Task to carry out:
What follows is a set of records, each of which is to be written out exactly.

Extracted information:
===

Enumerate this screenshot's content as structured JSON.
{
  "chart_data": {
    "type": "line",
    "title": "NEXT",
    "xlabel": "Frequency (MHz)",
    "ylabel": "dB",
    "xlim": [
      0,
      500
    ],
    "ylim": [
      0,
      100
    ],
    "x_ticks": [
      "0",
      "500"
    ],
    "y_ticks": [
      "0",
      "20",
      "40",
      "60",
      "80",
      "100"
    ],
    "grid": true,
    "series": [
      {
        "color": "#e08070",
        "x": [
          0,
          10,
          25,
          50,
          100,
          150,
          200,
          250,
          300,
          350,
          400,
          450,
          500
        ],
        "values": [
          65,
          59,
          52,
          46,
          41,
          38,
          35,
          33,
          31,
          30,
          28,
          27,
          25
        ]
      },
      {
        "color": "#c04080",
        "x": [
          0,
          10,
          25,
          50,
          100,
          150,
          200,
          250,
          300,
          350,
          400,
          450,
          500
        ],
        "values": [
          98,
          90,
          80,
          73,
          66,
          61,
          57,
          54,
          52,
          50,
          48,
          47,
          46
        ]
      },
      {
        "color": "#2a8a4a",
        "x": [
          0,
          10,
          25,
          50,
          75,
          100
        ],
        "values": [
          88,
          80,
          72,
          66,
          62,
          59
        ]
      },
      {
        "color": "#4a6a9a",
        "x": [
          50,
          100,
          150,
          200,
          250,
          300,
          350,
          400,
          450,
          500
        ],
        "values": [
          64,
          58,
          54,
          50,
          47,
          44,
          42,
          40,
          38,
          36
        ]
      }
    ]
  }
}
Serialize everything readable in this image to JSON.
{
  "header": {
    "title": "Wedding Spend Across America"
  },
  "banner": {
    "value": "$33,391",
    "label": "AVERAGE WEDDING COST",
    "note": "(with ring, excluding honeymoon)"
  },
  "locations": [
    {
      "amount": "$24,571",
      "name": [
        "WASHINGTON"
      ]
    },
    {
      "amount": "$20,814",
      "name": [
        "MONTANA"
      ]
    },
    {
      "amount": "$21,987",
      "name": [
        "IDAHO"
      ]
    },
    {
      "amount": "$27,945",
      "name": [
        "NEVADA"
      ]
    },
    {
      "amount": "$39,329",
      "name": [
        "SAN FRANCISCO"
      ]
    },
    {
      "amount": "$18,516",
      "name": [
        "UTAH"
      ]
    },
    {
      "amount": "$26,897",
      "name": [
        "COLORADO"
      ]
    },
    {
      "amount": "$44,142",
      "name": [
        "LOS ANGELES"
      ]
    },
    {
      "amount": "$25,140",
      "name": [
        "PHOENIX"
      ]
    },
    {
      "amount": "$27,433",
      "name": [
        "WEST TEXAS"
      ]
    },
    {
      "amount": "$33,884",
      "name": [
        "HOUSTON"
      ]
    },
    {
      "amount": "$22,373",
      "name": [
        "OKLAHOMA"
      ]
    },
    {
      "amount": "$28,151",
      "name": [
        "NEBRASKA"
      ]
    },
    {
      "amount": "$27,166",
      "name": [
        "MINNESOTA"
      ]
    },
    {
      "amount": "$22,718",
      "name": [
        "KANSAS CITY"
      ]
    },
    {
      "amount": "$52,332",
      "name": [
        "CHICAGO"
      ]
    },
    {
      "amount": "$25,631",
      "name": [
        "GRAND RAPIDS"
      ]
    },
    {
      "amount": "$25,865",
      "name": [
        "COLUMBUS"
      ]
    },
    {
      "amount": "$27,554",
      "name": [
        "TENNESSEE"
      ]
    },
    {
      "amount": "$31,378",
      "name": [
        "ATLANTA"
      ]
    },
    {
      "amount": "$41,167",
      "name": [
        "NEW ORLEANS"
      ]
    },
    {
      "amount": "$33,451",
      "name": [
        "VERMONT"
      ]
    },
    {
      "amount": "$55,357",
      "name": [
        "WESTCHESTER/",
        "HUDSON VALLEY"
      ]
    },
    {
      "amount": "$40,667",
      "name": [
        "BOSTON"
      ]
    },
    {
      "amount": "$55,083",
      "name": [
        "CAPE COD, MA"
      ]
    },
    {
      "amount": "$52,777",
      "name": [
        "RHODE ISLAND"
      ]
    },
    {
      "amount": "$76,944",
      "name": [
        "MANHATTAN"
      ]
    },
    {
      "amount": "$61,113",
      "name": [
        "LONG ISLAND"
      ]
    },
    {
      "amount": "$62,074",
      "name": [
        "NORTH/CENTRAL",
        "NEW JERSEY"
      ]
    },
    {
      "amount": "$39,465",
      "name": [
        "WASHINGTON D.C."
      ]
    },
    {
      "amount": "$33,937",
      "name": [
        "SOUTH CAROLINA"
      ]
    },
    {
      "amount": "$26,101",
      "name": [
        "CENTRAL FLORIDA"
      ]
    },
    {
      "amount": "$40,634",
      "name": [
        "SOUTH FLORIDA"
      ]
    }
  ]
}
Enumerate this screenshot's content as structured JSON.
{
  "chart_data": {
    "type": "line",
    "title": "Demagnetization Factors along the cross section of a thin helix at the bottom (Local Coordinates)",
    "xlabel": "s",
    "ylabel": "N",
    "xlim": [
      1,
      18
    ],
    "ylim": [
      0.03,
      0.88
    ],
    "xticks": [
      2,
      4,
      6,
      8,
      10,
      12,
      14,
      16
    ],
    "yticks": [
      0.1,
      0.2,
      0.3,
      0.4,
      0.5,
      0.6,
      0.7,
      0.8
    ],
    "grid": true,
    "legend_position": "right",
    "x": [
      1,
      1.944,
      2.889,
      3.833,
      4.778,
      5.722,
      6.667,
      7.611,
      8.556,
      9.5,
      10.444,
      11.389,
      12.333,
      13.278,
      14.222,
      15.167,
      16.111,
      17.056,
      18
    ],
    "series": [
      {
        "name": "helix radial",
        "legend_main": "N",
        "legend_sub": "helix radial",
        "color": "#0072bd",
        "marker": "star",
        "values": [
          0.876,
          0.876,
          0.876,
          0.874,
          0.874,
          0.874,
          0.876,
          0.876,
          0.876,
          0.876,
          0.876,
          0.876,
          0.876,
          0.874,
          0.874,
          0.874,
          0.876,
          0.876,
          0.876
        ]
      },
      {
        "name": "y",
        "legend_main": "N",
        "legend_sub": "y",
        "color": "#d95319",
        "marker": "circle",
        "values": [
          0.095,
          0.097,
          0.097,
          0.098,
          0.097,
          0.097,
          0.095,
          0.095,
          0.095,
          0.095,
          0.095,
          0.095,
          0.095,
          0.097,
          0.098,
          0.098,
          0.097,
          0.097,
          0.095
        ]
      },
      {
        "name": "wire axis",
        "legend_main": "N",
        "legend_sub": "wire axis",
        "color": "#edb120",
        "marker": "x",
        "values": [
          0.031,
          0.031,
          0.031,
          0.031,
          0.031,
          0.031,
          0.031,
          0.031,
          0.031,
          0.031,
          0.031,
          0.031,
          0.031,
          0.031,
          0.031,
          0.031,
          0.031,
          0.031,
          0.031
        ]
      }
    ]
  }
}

===

Response to the exercise:
Enumerate this screenshot's content as structured JSON.
{
  "chart_data": {
    "type": "line",
    "title": "NEXT",
    "xlabel": "Frequency (MHz)",
    "ylabel": "dB",
    "xlim": [
      0,
      500
    ],
    "ylim": [
      0,
      100
    ],
    "x_ticks": [
      "0",
      "500"
    ],
    "y_ticks": [
      "0",
      "20",
      "40",
      "60",
      "80",
      "100"
    ],
    "grid": true,
    "series": [
      {
        "color": "#e08070",
        "x": [
          0,
          10,
          25,
          50,
          100,
          150,
          200,
          250,
          300,
          350,
          400,
          450,
          500
        ],
        "values": [
          65,
          59,
          52,
          46,
          41,
          38,
          35,
          33,
          31,
          30,
          28,
          27,
          25
        ]
      },
      {
        "color": "#c04080",
        "x": [
          0,
          10,
          25,
          50,
          100,
          150,
          200,
          250,
          300,
          350,
          400,
          450,
          500
        ],
        "values": [
          98,
          90,
          80,
          73,
          66,
          61,
          57,
          54,
          52,
          50,
          48,
          47,
          46
        ]
      },
      {
        "color": "#2a8a4a",
        "x": [
          0,
          10,
          25,
          50,
          75,
          100
        ],
        "values": [
          88,
          80,
          72,
          66,
          62,
          59
        ]
      },
      {
        "color": "#4a6a9a",
        "x": [
          50,
          100,
          150,
          200,
          250,
          300,
          350,
          400,
          450,
          500
        ],
        "values": [
          64,
          58,
          54,
          50,
          47,
          44,
          42,
          40,
          38,
          36
        ]
      }
    ]
  }
}
Serialize everything readable in this image to JSON.
{
  "header": {
    "title": "Wedding Spend Across America"
  },
  "banner": {
    "value": "$33,391",
    "label": "AVERAGE WEDDING COST",
    "note": "(with ring, excluding honeymoon)"
  },
  "locations": [
    {
      "amount": "$24,571",
      "name": [
        "WASHINGTON"
      ]
    },
    {
      "amount": "$20,814",
      "name": [
        "MONTANA"
      ]
    },
    {
      "amount": "$21,987",
      "name": [
        "IDAHO"
      ]
    },
    {
      "amount": "$27,945",
      "name": [
        "NEVADA"
      ]
    },
    {
      "amount": "$39,329",
      "name": [
        "SAN FRANCISCO"
      ]
    },
    {
      "amount": "$18,516",
      "name": [
        "UTAH"
      ]
    },
    {
      "amount": "$26,897",
      "name": [
        "COLORADO"
      ]
    },
    {
      "amount": "$44,142",
      "name": [
        "LOS ANGELES"
      ]
    },
    {
      "amount": "$25,140",
      "name": [
        "PHOENIX"
      ]
    },
    {
      "amount": "$27,433",
      "name": [
        "WEST TEXAS"
      ]
    },
    {
      "amount": "$33,884",
      "name": [
        "HOUSTON"
      ]
    },
    {
      "amount": "$22,373",
      "name": [
        "OKLAHOMA"
      ]
    },
    {
      "amount": "$28,151",
      "name": [
        "NEBRASKA"
      ]
    },
    {
      "amount": "$27,166",
      "name": [
        "MINNESOTA"
      ]
    },
    {
      "amount": "$22,718",
      "name": [
        "KANSAS CITY"
      ]
    },
    {
      "amount": "$52,332",
      "name": [
        "CHICAGO"
      ]
    },
    {
      "amount": "$25,631",
      "name": [
        "GRAND RAPIDS"
      ]
    },
    {
      "amount": "$25,865",
      "name": [
        "COLUMBUS"
      ]
    },
    {
      "amount": "$27,554",
      "name": [
        "TENNESSEE"
      ]
    },
    {
      "amount": "$31,378",
      "name": [
        "ATLANTA"
      ]
    },
    {
      "amount": "$41,167",
      "name": [
        "NEW ORLEANS"
      ]
    },
    {
      "amount": "$33,451",
      "name": [
        "VERMONT"
      ]
    },
    {
      "amount": "$55,357",
      "name": [
        "WESTCHESTER/",
        "HUDSON VALLEY"
      ]
    },
    {
      "amount": "$40,667",
      "name": [
        "BOSTON"
      ]
    },
    {
      "amount": "$55,083",
      "name": [
        "CAPE COD, MA"
      ]
    },
    {
      "amount": "$52,777",
      "name": [
        "RHODE ISLAND"
      ]
    },
    {
      "amount": "$76,944",
      "name": [
        "MANHATTAN"
      ]
    },
    {
      "amount": "$61,113",
      "name": [
        "LONG ISLAND"
      ]
    },
    {
      "amount": "$62,074",
      "name": [
        "NORTH/CENTRAL",
        "NEW JERSEY"
      ]
    },
    {
      "amount": "$39,465",
      "name": [
        "WASHINGTON D.C."
      ]
    },
    {
      "amount": "$33,937",
      "name": [
        "SOUTH CAROLINA"
      ]
    },
    {
      "amount": "$26,101",
      "name": [
        "CENTRAL FLORIDA"
      ]
    },
    {
      "amount": "$40,634",
      "name": [
        "SOUTH FLORIDA"
      ]
    }
  ]
}
Enumerate this screenshot's content as structured JSON.
{
  "chart_data": {
    "type": "line",
    "title": "Demagnetization Factors along the cross section of a thin helix at the bottom (Local Coordinates)",
    "xlabel": "s",
    "ylabel": "N",
    "xlim": [
      1,
      18
    ],
    "ylim": [
      0.03,
      0.88
    ],
    "xticks": [
      2,
      4,
      6,
      8,
      10,
      12,
      14,
      16
    ],
    "yticks": [
      0.1,
      0.2,
      0.3,
      0.4,
      0.5,
      0.6,
      0.7,
      0.8
    ],
    "grid": true,
    "legend_position": "right",
    "x": [
      1,
      1.944,
      2.889,
      3.833,
      4.778,
      5.722,
      6.667,
      7.611,
      8.556,
      9.5,
      10.444,
      11.389,
      12.333,
      13.278,
      14.222,
      15.167,
      16.111,
      17.056,
      18
    ],
    "series": [
      {
        "name": "helix radial",
        "legend_main": "N",
        "legend_sub": "helix radial",
        "color": "#0072bd",
        "marker": "star",
        "values": [
          0.876,
          0.876,
          0.876,
          0.874,
          0.874,
          0.874,
          0.876,
          0.876,
          0.876,
          0.876,
          0.876,
          0.876,
          0.876,
          0.874,
          0.874,
          0.874,
          0.876,
          0.876,
          0.876
        ]
      },
      {
        "name": "y",
        "legend_main": "N",
        "legend_sub": "y",
        "color": "#d95319",
        "marker": "circle",
        "values": [
          0.095,
          0.097,
          0.097,
          0.098,
          0.097,
          0.097,
          0.095,
          0.095,
          0.095,
          0.095,
          0.095,
          0.095,
          0.095,
          0.097,
          0.098,
          0.098,
          0.097,
          0.097,
          0.095
        ]
      },
      {
        "name": "wire axis",
        "legend_main": "N",
        "legend_sub": "wire axis",
        "color": "#edb120",
        "marker": "x",
        "values": [
          0.031,
          0.031,
          0.031,
          0.031,
          0.031,
          0.031,
          0.031,
          0.031,
          0.031,
          0.031,
          0.031,
          0.031,
          0.031,
          0.031,
          0.031,
          0.031,
          0.031,
          0.031,
          0.031
        ]
      }
    ]
  }
}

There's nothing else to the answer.